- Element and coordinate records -
########

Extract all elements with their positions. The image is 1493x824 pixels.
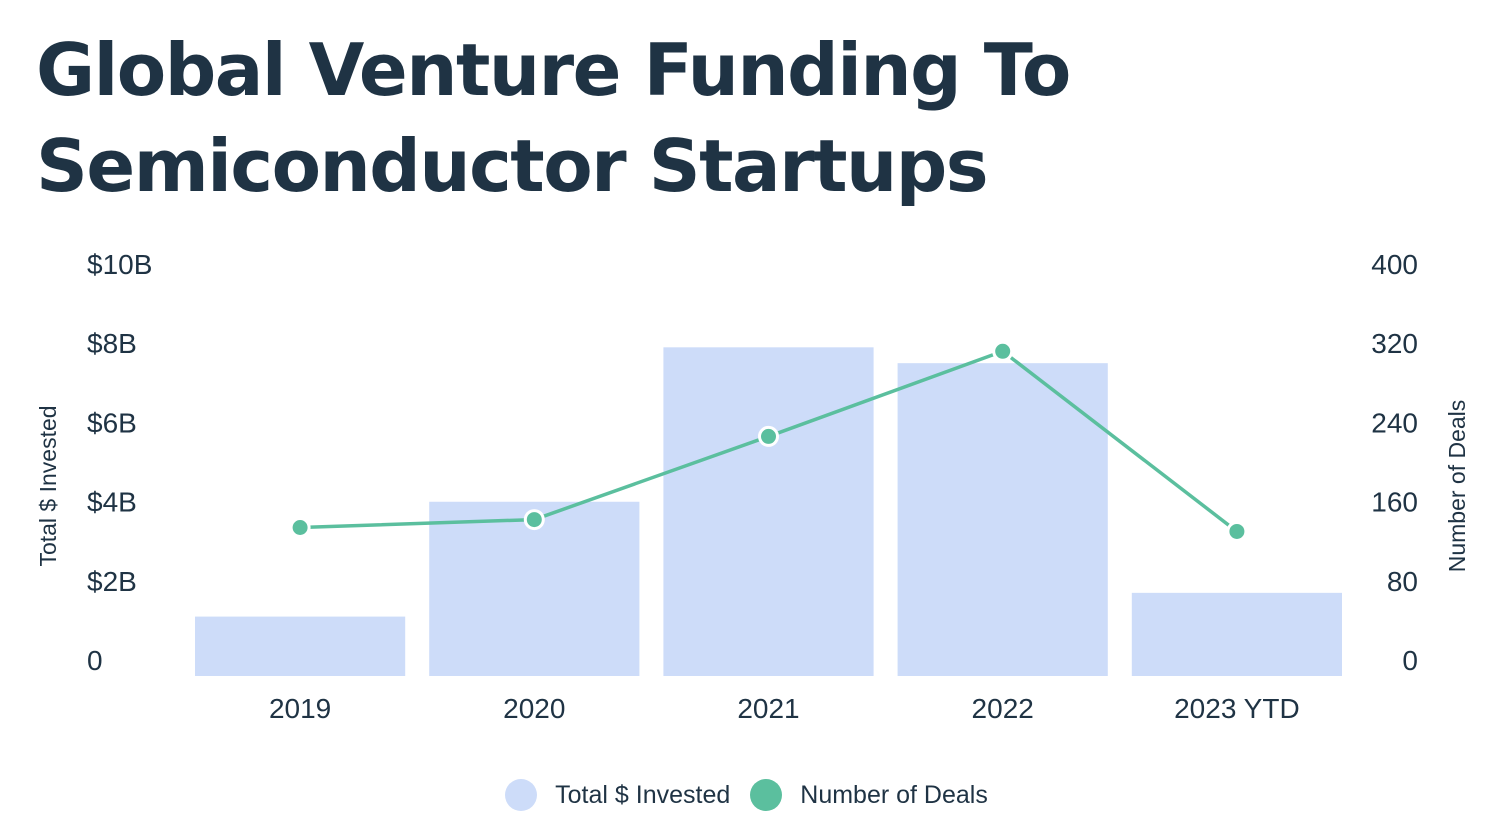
x-tick-label: 2019 bbox=[269, 693, 331, 724]
deals-point-2022[interactable] bbox=[992, 340, 1014, 362]
left-tick-label: $2B bbox=[87, 566, 137, 597]
right-tick-label: 240 bbox=[1371, 407, 1418, 438]
legend-label-invested: Total $ Invested bbox=[555, 780, 731, 809]
legend-label-deals: Number of Deals bbox=[800, 780, 988, 809]
right-tick-label: 400 bbox=[1371, 249, 1418, 280]
x-tick-label: 2022 bbox=[972, 693, 1034, 724]
right-tick-label: 80 bbox=[1387, 566, 1418, 597]
right-axis-title: Number of Deals bbox=[1444, 400, 1470, 573]
left-tick-label: $8B bbox=[87, 328, 137, 359]
right-axis-ticks: 0 80 160 240 320 400 bbox=[1371, 249, 1418, 676]
bar-2019[interactable] bbox=[195, 616, 406, 676]
left-tick-label: $4B bbox=[87, 487, 137, 518]
right-tick-label: 0 bbox=[1402, 645, 1418, 676]
right-tick-label: 160 bbox=[1371, 487, 1418, 518]
deals-point-2020[interactable] bbox=[523, 509, 545, 531]
legend-swatch-invested bbox=[505, 779, 538, 811]
bar-2021[interactable] bbox=[663, 347, 874, 676]
left-tick-label: 0 bbox=[87, 645, 103, 676]
title-line-1: Global Venture Funding To bbox=[36, 28, 1071, 112]
legend-swatch-deals bbox=[750, 779, 783, 811]
chart-title: Global Venture Funding To Semiconductor … bbox=[36, 22, 1136, 214]
line-series-group bbox=[289, 340, 1248, 542]
left-axis-title: Total $ Invested bbox=[35, 405, 61, 566]
left-tick-label: $10B bbox=[87, 249, 152, 280]
x-tick-label: 2021 bbox=[737, 693, 799, 724]
bar-series-group bbox=[195, 347, 1342, 676]
right-tick-label: 320 bbox=[1371, 328, 1418, 359]
x-tick-label: 2023 YTD bbox=[1174, 693, 1300, 724]
x-axis-ticks: 2019 2020 2021 2022 2023 YTD bbox=[269, 693, 1300, 724]
bar-2020[interactable] bbox=[429, 501, 640, 676]
left-axis-ticks: 0 $2B $4B $6B $8B $10B bbox=[87, 249, 152, 676]
deals-point-2021[interactable] bbox=[758, 425, 779, 447]
deals-point-2019[interactable] bbox=[289, 517, 311, 538]
x-tick-label: 2020 bbox=[503, 693, 565, 724]
legend-item-invested[interactable]: Total $ Invested bbox=[505, 779, 730, 811]
bar-2023-ytd[interactable] bbox=[1131, 592, 1342, 676]
bar-2022[interactable] bbox=[897, 363, 1108, 676]
legend: Total $ Invested Number of Deals bbox=[0, 775, 1493, 815]
title-line-2: Semiconductor Startups bbox=[36, 124, 989, 208]
left-tick-label: $6B bbox=[87, 407, 137, 438]
legend-item-deals[interactable]: Number of Deals bbox=[750, 779, 988, 811]
deals-point-2023-ytd[interactable] bbox=[1226, 520, 1248, 542]
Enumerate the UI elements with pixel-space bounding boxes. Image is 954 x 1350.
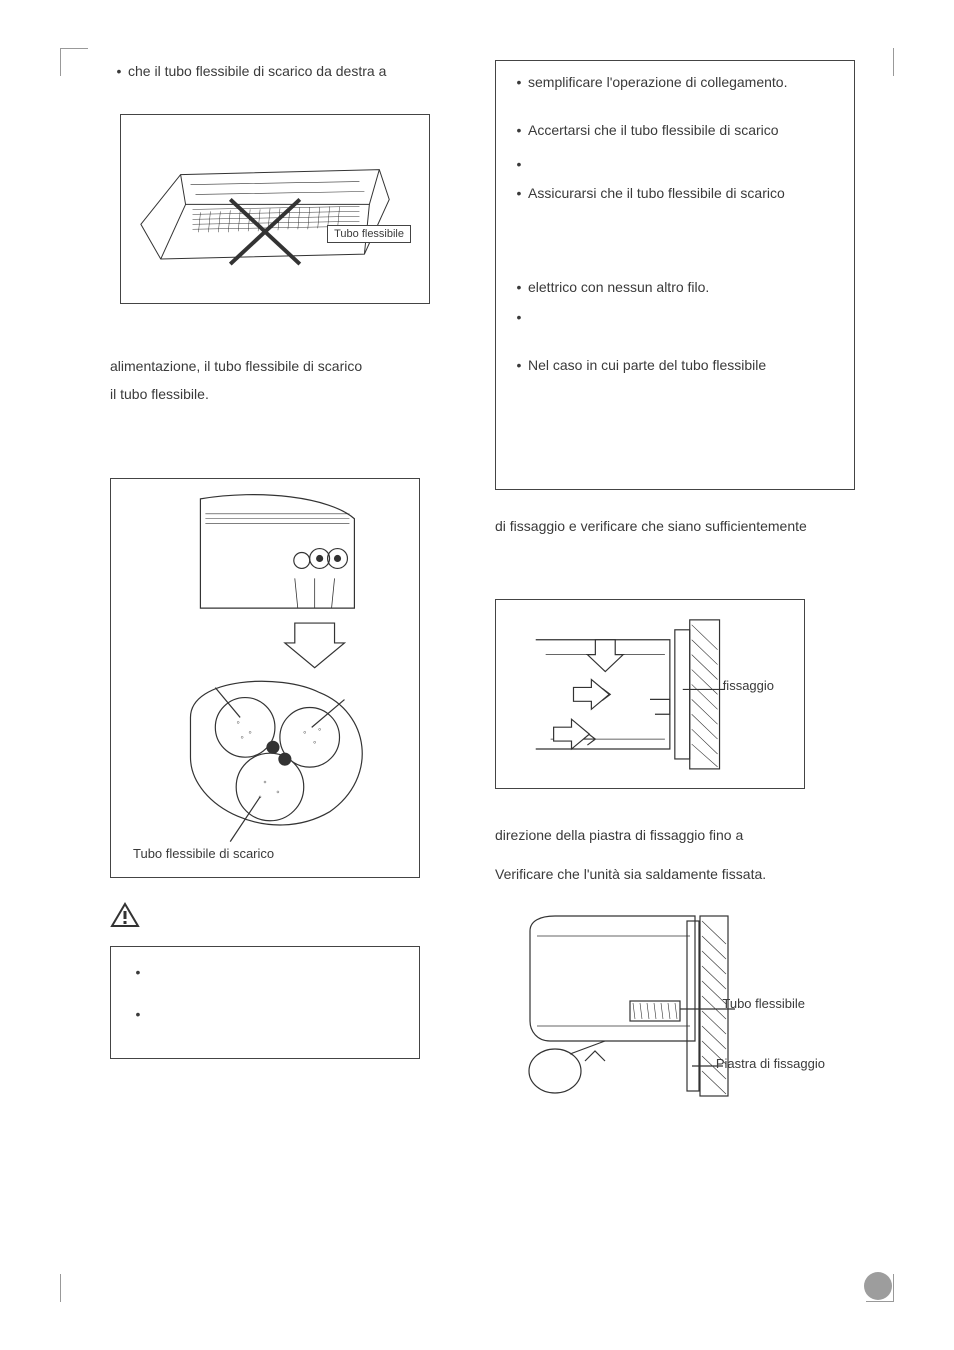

########

- What to produce -
Rewrite every line of the records above as a Markdown table with the columns Row and Line, numbering the rows in order. Skip blank lines and leave the pictures out.

- The reply -
| Row | Line |
|---|---|
| 1 | Extract all elements with their positions. The image is 1493x824 pixels. |
| 2 | x-tick-label: 2019 bbox=[269, 693, 331, 724] |
| 3 | deals-point-2022[interactable] bbox=[992, 340, 1014, 362] |
| 4 | left-tick-label: $2B bbox=[87, 566, 137, 597] |
| 5 | right-tick-label: 240 bbox=[1371, 407, 1418, 438] |
| 6 | legend-label-invested: Total $ Invested bbox=[555, 780, 731, 809] |
| 7 | legend-label-deals: Number of Deals bbox=[800, 780, 988, 809] |
| 8 | right-tick-label: 400 bbox=[1371, 249, 1418, 280] |
| 9 | x-tick-label: 2022 bbox=[972, 693, 1034, 724] |
| 10 | right-tick-label: 80 bbox=[1387, 566, 1418, 597] |
| 11 | right-axis-title: Number of Deals bbox=[1444, 400, 1470, 573] |
| 12 | left-tick-label: $8B bbox=[87, 328, 137, 359] |
| 13 | right-axis-ticks: 0 80 160 240 320 400 bbox=[1371, 249, 1418, 676] |
| 14 | bar-2019[interactable] bbox=[195, 616, 406, 676] |
| 15 | left-tick-label: $4B bbox=[87, 487, 137, 518] |
| 16 | right-tick-label: 0 bbox=[1402, 645, 1418, 676] |
| 17 | right-tick-label: 160 bbox=[1371, 487, 1418, 518] |
| 18 | deals-point-2020[interactable] bbox=[523, 509, 545, 531] |
| 19 | legend-swatch-invested bbox=[505, 779, 538, 811] |
| 20 | bar-2021[interactable] bbox=[663, 347, 874, 676] |
| 21 | left-tick-label: 0 bbox=[87, 645, 103, 676] |
| 22 | title-line-1: Global Venture Funding To bbox=[36, 28, 1071, 112] |
| 23 | legend-swatch-deals bbox=[750, 779, 783, 811] |
| 24 | chart-title: Global Venture Funding To Semiconductor … bbox=[36, 22, 1136, 214] |
| 25 | line-series-group bbox=[289, 340, 1248, 542] |
| 26 | left-axis-title: Total $ Invested bbox=[35, 405, 61, 566] |
| 27 | left-tick-label: $10B bbox=[87, 249, 152, 280] |
| 28 | x-tick-label: 2021 bbox=[737, 693, 799, 724] |
| 29 | bar-series-group bbox=[195, 347, 1342, 676] |
| 30 | right-tick-label: 320 bbox=[1371, 328, 1418, 359] |
| 31 | x-tick-label: 2023 YTD bbox=[1174, 693, 1300, 724] |
| 32 | x-axis-ticks: 2019 2020 2021 2022 2023 YTD bbox=[269, 693, 1300, 724] |
| 33 | bar-2020[interactable] bbox=[429, 501, 640, 676] |
| 34 | left-axis-ticks: 0 $2B $4B $6B $8B $10B bbox=[87, 249, 152, 676] |
| 35 | deals-point-2021[interactable] bbox=[758, 425, 779, 447] |
| 36 | deals-point-2019[interactable] bbox=[289, 517, 311, 538] |
| 37 | x-tick-label: 2020 bbox=[503, 693, 565, 724] |
| 38 | legend-item-invested[interactable]: Total $ Invested bbox=[505, 779, 730, 811] |
| 39 | bar-2023-ytd[interactable] bbox=[1131, 592, 1342, 676] |
| 40 | bar-2022[interactable] bbox=[897, 363, 1108, 676] |
| 41 | legend: Total $ Invested Number of Deals bbox=[0, 775, 1493, 815] |
| 42 | title-line-2: Semiconductor Startups bbox=[36, 124, 989, 208] |
| 43 | left-tick-label: $6B bbox=[87, 407, 137, 438] |
| 44 | legend-item-deals[interactable]: Number of Deals bbox=[750, 779, 988, 811] |
| 45 | deals-point-2023-ytd[interactable] bbox=[1226, 520, 1248, 542] |
| 46 | Enumerate the UI elements with pixel-space bounding boxes. Image is 954 x 1350. |